THE REQUEST: Once the pictures are set aside, transcribe the remaining data exactly.

[START OF EXERCISE MATERIAL]

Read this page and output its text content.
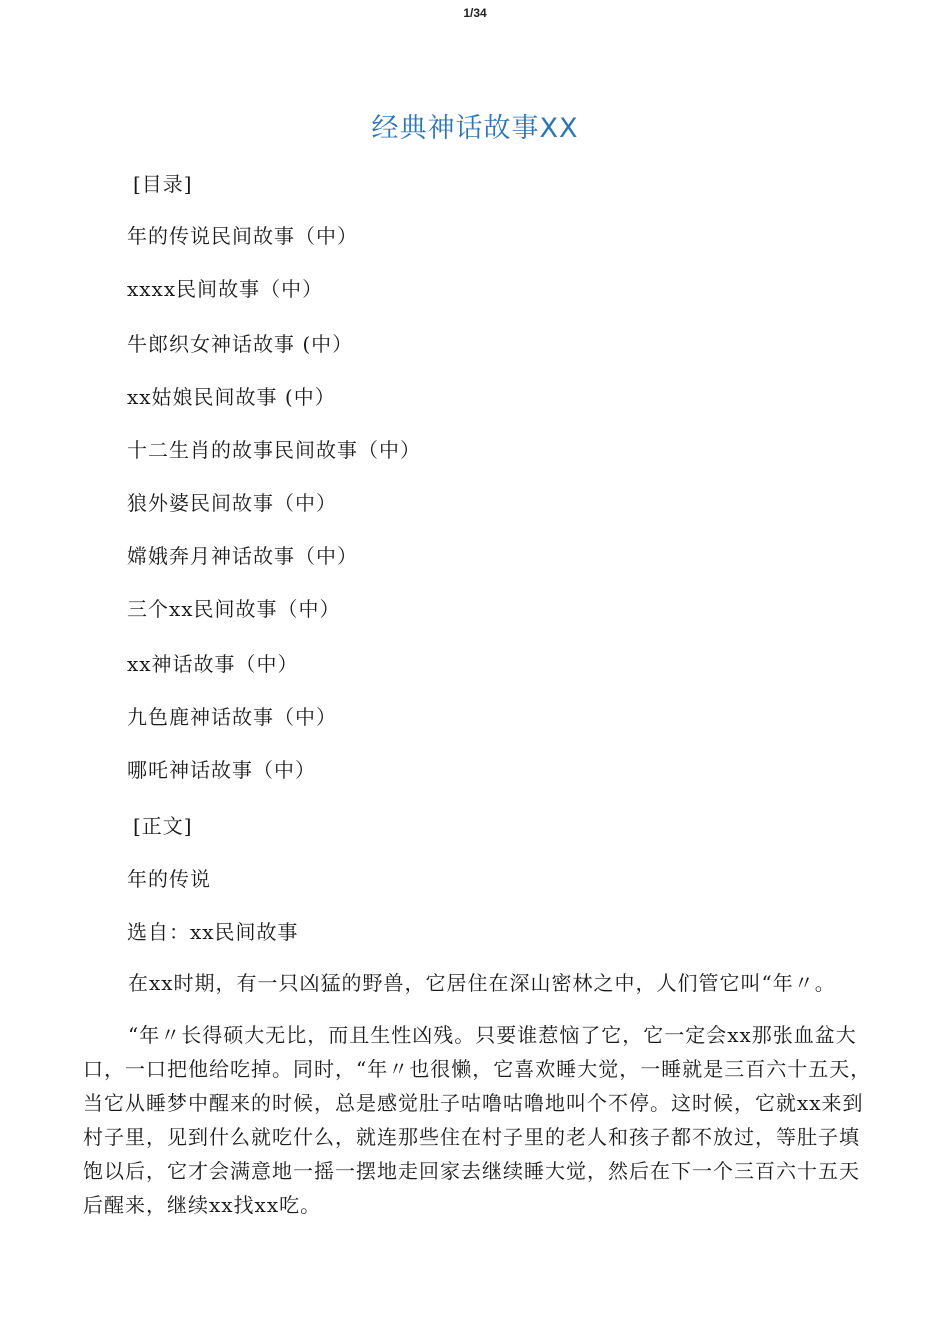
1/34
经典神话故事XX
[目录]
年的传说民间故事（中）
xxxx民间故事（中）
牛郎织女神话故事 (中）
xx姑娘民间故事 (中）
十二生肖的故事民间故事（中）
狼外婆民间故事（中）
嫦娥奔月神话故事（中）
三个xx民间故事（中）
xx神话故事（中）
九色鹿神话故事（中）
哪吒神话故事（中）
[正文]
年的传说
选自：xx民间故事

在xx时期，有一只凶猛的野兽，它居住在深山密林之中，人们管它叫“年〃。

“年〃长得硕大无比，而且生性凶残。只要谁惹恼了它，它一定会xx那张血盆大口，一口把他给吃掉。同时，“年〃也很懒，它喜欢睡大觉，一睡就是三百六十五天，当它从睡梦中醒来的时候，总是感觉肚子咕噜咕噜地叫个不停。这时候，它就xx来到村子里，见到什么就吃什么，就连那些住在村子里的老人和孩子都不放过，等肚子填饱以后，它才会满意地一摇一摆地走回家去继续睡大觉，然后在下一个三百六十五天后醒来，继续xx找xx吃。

[END OF EXERCISE MATERIAL]

CORRECT RESULT:
Read this page and output its text content.
1/34
经典神话故事XX
[目录]
年的传说民间故事（中）
xxxx民间故事（中）
牛郎织女神话故事 (中）
xx姑娘民间故事 (中）
十二生肖的故事民间故事（中）
狼外婆民间故事（中）
嫦娥奔月神话故事（中）
三个xx民间故事（中）
xx神话故事（中）
九色鹿神话故事（中）
哪吒神话故事（中）
[正文]
年的传说
选自：xx民间故事

在xx时期，有一只凶猛的野兽，它居住在深山密林之中，人们管它叫“年〃。

“年〃长得硕大无比，而且生性凶残。只要谁惹恼了它，它一定会xx那张血盆大口，一口把他给吃掉。同时，“年〃也很懒，它喜欢睡大觉，一睡就是三百六十五天，当它从睡梦中醒来的时候，总是感觉肚子咕噜咕噜地叫个不停。这时候，它就xx来到村子里，见到什么就吃什么，就连那些住在村子里的老人和孩子都不放过，等肚子填饱以后，它才会满意地一摇一摆地走回家去继续睡大觉，然后在下一个三百六十五天后醒来，继续xx找xx吃。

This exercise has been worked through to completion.